- **SET TASK**: Report how many lines include the word "niñas", and nothing besides that number.

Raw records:
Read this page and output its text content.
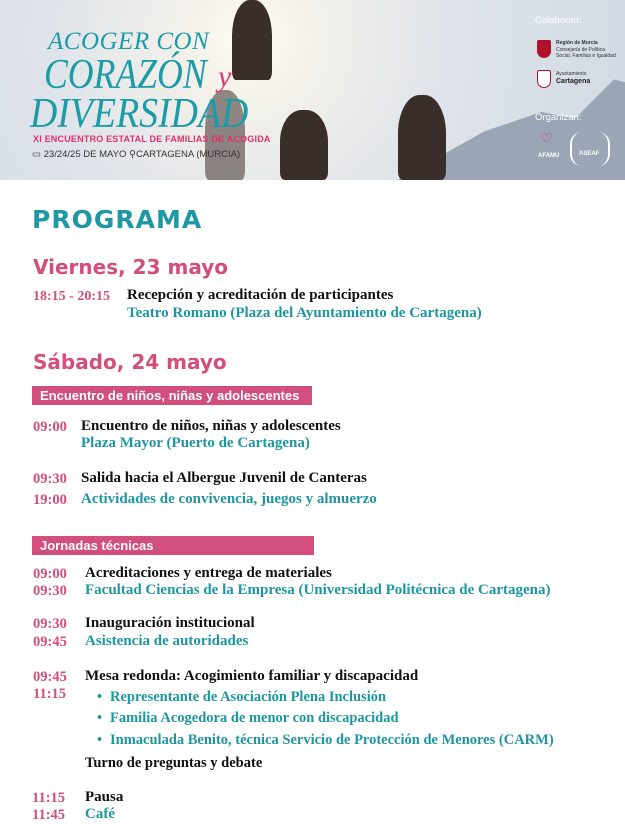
ACOGER CON
CORAZÓN y
DIVERSIDAD
XI ENCUENTRO ESTATAL DE FAMILIAS DE ACOGIDA
▭ 23/24/25 DE MAYO ⚲CARTAGENA (MURCIA)
Colaboran:
Región de Murcia
Consejería de Política Social, Familias e Igualdad
Ayuntamiento
Cartagena
Organizan:
♡
AFAMU	ASEAF
PROGRAMA
Viernes, 23 mayo
18:15 - 20:15 Recepción y acreditación de participantes
Teatro Romano (Plaza del Ayuntamiento de Cartagena)
Sábado, 24 mayo
Encuentro de niños, niñas y adolescentes
09:00 Encuentro de niños, niñas y adolescentes
Plaza Mayor (Puerto de Cartagena)
09:30
19:00
Salida hacia el Albergue Juvenil de Canteras
Actividades de convivencia, juegos y almuerzo
Jornadas técnicas
09:00
09:30
Acreditaciones y entrega de materiales
Facultad Ciencias de la Empresa (Universidad Politécnica de Cartagena)
09:30
09:45
Inauguración institucional
Asistencia de autoridades
09:45
11:15
Mesa redonda: Acogimiento familiar y discapacidad
• Representante de Asociación Plena Inclusión
• Familia Acogedora de menor con discapacidad
• Inmaculada Benito, técnica Servicio de Protección de Menores (CARM)
Turno de preguntas y debate
11:15
11:45
Pausa
Café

- **EXERCISE ANSWER**: 2